• AIM OF THE EXERCISE
Lift out each line of the data that holds "MANAGEMENT".

• MATERIAL SUPPLIED
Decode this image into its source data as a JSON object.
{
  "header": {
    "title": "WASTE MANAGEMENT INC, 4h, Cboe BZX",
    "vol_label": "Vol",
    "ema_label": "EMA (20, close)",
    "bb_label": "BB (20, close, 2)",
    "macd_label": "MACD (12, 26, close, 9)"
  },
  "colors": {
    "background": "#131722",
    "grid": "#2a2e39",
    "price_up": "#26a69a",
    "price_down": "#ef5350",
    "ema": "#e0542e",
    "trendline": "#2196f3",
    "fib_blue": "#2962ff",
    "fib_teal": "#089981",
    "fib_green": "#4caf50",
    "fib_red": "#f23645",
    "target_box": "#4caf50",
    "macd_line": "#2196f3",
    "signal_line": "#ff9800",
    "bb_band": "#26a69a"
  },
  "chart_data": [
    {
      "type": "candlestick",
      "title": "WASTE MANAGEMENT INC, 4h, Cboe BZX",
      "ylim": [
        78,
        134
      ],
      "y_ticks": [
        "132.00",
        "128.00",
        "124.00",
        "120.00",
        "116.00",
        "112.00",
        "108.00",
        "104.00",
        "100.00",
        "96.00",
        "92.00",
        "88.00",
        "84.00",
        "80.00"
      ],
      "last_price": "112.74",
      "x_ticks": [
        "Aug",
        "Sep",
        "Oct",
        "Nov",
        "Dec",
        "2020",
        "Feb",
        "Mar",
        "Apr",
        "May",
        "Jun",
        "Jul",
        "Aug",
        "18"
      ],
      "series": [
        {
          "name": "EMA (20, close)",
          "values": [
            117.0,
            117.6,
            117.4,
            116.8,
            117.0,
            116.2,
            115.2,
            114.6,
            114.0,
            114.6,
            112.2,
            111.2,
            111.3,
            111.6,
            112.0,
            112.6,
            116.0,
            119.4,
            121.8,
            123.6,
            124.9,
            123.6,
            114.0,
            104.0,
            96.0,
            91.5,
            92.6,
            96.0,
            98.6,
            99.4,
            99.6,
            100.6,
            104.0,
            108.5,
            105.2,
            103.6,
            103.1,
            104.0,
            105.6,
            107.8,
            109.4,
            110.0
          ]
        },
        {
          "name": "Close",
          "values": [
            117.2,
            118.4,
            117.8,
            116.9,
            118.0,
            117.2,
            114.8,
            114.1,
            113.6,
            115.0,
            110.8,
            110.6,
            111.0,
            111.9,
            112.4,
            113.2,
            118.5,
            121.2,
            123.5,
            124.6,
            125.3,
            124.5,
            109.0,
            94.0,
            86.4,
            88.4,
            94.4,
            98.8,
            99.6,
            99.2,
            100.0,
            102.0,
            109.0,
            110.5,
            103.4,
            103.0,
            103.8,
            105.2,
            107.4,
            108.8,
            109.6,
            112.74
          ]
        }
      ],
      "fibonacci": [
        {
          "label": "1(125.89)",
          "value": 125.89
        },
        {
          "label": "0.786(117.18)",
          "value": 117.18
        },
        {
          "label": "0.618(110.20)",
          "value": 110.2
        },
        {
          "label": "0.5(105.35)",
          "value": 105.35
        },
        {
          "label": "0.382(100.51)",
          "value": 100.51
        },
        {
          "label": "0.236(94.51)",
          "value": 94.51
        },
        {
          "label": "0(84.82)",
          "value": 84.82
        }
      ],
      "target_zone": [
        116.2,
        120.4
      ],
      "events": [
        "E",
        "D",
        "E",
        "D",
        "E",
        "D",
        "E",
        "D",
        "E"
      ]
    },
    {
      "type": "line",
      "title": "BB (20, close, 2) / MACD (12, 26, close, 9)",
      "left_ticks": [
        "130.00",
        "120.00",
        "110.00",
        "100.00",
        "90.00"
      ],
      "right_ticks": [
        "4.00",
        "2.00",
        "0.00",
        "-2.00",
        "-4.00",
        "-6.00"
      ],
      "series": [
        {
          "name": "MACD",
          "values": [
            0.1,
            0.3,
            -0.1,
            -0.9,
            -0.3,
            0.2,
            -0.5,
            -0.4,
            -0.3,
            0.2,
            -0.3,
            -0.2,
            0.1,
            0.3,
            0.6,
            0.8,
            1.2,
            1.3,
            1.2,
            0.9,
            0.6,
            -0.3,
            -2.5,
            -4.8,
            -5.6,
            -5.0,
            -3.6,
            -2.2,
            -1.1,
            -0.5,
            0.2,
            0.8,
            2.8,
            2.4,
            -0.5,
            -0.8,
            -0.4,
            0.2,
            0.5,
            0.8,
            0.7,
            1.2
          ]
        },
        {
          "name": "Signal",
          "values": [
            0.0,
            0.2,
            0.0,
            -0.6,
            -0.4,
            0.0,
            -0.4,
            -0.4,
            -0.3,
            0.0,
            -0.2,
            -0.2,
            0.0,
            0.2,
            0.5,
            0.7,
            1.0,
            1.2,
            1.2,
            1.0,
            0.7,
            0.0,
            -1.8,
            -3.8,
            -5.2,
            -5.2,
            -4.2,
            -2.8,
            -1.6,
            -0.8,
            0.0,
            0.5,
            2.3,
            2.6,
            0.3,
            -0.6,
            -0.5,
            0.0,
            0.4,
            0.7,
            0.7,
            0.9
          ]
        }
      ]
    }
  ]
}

• ANSWER TO THE EXERCISE
    "title": "WASTE MANAGEMENT INC, 4h, Cboe BZX",
      "title": "WASTE MANAGEMENT INC, 4h, Cboe BZX",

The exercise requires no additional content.